Aufgabe – Schreib aus dem Text über die Atompläne bei Kołobrzeg alles von „Gegen die atomaren“ bis hinunter zu „er zugleich ist.“ ab und benenne dabei „Landwirt“ in „Bauer“ um.

Polnisches Energieunternehmen PGE klärt die „Unwissenden“ auf

Im Sommer tummeln sich am Strand des polnischen Ostseebades Kołobrzeg (Kolberg) und den umliegenden Ortschaften täglich Tausende Touristen, flanieren auf der Promenade, sitzen in den Cafés oder besuchen die kulturellen Darbietungen. Viele kommen zum Kururlaub. Die Haupteinnahmequelle ist der Tourismus. Die Urlauber kommen aus vielen europäischen Ländern, überwiegend aus Deutschland und Skandinavien, erklärt Krzysztof Plewko, Stadtrat in der knapp 50.000 Einwohner zählenden Hafenstadt Kołobrzeg. So sind in den letzten Jahren etliche neue Hotels, Pensionen und Restaurants entstanden, um dem wachsenden Ansturm der Erholung Suchenden gerecht zu werden.

Doch bald soll die Gegend um eine „Attraktion“ reicher werden. Die Polska Grupa Energetyczna (PGE) - Polnische Energiegruppe hat eine Kampagne gestartet, mit der die vielen ´Unwissenden` darüber aufgeklärt werden sollen, was Atomkraft wirklich ist. Denn es existieren Pläne, im Fischerdorf und Urlaubsort Gąski, etwa 20 Kilometer von Kołobrzeg entfernt, ein Atomkraftwerk zu errichten. Die PR-Strategen von PGE träumen von einem AKW, das als 

Kolberger Rathaus   - Foto Volker Voss

touristische Attraktion viele begeisterte Besucher anziehen wird.

Gegen die atomaren Pläne regt sich jedoch Widerstand. Krzysztof Plewko, der als Landwirt einen 145 Hektar großen Öko-Hof betreibt, wurde unter anderem wegen seines engagierten Einsatzes für den Umweltschutz in den Stadtrat gewählt. 2011 gründete er mit anderen Bürger_innen aus der Region die Umweltorganisation Stowarzyszeni „Ekologyczny Kołobrzeg“ (Verein Ökologisches Kołobrzeg), deren Vorsitzender er zugleich ist.

Die Gefahren und Einwände gegen die Atomkraft werden schlicht ignoriert - als hätte es Tschernobyl und Fukushima nie gegeben. Verschwiegen wird ebenfalls die nachweislich erhöhte Krebsrate in der Umgebung von AKWs, die ungeklärte Endlagerung der Brennstäbe. 2011 gab der Bundesverband Erneuerbare Energie (BEE) eine Studie in Auftrag, nach der AKWs nicht versicherbar sind, die Unfallgefahr ist einfach groß. Adäquate Haftpflichtprämien würden Atomstrom unwirtschaftlich machen. Empfohlen wird der Umstieg auf erneuerbare Energien.

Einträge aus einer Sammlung

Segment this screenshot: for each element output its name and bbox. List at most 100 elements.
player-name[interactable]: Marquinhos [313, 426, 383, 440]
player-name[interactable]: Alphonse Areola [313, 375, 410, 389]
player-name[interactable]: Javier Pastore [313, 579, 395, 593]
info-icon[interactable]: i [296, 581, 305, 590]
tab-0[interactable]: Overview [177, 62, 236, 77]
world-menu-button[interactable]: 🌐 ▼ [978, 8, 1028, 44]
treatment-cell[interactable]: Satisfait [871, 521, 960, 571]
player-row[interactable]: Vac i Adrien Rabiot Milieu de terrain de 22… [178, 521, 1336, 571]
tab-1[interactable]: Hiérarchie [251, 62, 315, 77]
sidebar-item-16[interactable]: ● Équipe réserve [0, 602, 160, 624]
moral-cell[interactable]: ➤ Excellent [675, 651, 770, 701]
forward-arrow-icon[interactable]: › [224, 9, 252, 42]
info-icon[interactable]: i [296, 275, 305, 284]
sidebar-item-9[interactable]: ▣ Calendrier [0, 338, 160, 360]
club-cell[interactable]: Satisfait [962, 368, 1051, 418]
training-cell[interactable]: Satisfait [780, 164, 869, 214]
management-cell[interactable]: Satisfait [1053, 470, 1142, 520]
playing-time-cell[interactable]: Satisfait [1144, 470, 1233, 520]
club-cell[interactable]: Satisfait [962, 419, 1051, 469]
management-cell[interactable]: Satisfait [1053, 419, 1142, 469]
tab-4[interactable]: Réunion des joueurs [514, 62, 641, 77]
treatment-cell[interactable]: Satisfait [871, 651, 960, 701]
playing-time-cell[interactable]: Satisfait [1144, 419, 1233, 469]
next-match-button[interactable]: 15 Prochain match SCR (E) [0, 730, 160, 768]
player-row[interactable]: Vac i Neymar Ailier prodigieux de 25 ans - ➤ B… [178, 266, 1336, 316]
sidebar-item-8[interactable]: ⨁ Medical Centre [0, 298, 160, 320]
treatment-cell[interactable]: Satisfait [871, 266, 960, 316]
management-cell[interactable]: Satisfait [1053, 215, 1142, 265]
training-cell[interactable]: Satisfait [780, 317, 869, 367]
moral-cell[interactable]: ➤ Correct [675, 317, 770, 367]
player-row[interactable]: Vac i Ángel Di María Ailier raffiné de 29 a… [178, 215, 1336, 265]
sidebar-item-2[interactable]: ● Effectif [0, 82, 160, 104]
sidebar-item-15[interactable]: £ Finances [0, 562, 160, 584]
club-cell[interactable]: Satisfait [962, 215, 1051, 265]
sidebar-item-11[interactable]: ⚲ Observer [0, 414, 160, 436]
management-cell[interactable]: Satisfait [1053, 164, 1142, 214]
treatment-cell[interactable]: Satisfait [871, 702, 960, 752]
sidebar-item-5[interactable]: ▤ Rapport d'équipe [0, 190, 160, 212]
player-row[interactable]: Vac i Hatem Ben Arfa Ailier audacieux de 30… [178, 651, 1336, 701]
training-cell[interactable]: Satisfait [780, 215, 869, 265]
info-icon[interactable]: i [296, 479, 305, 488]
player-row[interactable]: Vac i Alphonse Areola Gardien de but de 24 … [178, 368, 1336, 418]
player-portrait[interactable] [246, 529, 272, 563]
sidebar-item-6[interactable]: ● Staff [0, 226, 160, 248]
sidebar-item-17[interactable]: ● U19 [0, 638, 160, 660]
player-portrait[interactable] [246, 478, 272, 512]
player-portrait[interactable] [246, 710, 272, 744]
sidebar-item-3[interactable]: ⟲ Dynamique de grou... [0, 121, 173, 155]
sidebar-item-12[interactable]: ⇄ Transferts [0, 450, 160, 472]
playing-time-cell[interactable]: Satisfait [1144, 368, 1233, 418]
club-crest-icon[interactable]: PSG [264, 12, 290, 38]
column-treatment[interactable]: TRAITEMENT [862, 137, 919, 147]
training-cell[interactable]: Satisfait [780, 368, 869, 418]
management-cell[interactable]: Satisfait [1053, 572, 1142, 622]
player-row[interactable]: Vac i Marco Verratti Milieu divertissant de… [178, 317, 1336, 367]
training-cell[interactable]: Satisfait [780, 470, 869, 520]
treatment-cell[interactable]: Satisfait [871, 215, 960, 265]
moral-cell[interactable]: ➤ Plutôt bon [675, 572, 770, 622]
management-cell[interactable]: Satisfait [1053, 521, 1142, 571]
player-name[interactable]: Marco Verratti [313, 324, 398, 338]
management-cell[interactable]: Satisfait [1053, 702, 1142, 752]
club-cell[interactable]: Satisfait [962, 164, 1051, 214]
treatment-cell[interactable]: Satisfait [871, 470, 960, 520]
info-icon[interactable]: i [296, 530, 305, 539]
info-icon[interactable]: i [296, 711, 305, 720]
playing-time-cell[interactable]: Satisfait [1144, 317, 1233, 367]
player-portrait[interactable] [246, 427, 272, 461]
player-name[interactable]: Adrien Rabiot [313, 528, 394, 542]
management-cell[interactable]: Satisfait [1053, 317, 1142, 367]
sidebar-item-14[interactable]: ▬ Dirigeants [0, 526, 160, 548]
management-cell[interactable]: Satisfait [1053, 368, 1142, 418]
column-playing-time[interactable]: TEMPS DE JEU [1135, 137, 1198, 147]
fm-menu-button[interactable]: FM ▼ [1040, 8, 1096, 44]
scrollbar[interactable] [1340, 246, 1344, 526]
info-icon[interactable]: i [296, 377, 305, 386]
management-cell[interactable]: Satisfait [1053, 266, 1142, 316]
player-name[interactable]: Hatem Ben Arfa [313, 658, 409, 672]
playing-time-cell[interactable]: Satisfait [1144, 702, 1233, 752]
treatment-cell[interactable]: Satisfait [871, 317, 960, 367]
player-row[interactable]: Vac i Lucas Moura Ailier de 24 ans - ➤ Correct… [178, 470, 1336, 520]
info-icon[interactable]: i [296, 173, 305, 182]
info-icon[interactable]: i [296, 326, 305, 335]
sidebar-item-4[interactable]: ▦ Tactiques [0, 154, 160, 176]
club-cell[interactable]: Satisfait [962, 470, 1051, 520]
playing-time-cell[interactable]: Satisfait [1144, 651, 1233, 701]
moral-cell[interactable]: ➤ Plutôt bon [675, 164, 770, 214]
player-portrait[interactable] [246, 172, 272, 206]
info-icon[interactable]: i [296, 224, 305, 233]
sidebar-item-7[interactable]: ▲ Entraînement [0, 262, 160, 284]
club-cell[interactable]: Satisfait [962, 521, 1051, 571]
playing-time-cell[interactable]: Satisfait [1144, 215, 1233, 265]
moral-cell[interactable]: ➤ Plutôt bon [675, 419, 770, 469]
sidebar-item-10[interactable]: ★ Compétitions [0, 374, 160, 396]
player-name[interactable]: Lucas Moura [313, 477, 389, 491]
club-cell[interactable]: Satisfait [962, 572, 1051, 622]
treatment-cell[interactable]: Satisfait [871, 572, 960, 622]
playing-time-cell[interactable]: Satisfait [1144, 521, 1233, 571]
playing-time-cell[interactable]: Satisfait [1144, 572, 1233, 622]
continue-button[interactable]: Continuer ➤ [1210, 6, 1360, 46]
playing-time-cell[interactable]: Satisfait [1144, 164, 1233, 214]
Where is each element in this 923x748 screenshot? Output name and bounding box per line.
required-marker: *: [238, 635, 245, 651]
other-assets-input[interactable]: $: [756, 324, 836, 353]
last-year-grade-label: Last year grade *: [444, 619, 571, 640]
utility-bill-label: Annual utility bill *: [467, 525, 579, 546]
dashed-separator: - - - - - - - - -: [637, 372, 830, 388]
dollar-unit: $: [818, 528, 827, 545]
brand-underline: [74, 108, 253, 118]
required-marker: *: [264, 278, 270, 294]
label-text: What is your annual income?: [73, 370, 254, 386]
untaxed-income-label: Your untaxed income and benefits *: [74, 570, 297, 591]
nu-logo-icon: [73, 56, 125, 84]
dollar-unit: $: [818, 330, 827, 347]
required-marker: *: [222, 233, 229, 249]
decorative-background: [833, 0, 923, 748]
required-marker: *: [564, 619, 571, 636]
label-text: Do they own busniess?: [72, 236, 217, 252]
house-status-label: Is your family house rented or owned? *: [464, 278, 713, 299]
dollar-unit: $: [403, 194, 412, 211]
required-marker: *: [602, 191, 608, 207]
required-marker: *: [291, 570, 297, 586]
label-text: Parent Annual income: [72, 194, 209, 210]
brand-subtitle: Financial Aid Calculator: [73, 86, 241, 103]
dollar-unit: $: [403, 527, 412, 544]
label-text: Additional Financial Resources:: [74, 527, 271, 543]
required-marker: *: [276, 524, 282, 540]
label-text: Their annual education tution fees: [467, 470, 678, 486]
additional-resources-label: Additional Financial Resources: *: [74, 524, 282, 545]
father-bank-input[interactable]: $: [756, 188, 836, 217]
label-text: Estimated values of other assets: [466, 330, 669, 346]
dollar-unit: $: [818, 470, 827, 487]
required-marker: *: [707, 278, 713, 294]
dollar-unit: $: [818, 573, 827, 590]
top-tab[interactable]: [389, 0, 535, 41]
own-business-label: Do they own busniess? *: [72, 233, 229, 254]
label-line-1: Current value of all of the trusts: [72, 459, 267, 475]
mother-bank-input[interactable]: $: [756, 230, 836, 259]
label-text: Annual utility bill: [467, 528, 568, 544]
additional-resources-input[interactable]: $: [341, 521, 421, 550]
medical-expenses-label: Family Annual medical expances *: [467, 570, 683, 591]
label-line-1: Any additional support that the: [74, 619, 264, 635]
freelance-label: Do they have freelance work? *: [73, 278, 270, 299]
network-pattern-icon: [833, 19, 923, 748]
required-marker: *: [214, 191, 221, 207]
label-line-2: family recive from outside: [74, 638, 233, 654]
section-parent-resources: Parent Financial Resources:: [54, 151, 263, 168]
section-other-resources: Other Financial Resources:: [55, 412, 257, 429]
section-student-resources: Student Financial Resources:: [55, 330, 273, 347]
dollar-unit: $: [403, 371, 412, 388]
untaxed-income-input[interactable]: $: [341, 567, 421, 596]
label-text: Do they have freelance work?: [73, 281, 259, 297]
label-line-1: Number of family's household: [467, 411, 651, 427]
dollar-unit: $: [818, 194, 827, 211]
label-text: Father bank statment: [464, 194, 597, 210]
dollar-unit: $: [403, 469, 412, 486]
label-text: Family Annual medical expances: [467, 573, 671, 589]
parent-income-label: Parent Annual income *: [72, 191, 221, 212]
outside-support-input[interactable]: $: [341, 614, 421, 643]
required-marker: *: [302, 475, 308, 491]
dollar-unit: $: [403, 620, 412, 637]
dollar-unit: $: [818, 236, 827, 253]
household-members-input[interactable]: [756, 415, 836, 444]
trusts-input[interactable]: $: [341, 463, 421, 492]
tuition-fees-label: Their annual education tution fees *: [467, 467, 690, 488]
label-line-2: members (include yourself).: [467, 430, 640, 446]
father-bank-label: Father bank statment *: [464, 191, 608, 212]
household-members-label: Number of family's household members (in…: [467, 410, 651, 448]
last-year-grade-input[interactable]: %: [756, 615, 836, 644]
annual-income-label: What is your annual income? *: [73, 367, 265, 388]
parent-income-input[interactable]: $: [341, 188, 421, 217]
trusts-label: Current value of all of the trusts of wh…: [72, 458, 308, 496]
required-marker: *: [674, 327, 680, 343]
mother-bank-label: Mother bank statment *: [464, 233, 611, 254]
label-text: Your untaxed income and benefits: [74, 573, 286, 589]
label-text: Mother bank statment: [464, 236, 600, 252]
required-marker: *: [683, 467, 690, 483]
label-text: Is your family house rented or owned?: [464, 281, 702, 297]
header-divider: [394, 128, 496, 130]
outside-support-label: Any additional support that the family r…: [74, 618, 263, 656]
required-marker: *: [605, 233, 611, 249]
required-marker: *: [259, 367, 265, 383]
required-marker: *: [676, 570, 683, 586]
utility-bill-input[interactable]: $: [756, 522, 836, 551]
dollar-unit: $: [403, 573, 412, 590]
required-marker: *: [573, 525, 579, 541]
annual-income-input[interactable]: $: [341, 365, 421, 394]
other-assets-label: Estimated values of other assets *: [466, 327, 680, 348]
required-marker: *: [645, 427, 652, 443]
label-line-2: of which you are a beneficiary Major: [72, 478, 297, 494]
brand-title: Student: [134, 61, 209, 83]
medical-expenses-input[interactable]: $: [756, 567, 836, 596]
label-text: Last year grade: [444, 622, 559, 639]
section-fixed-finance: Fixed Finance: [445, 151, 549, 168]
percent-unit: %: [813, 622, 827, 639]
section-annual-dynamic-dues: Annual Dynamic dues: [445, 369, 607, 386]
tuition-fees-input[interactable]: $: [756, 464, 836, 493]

Lösung –
Gegen die atomaren Pläne regt sich jedoch Widerstand. Krzysztof Plewko, der als Bauer einen 145 Hektar großen Öko-Hof betreibt, wurde unter anderem wegen seines engagierten Einsatzes für den Umweltschutz in den Stadtrat gewählt. 2011 gründete er mit anderen Bürger_innen aus der Region die Umweltorganisation Stowarzyszeni „Ekologyczny Kołobrzeg“ (Verein Ökologisches Kołobrzeg), deren Vorsitzender er zugleich ist.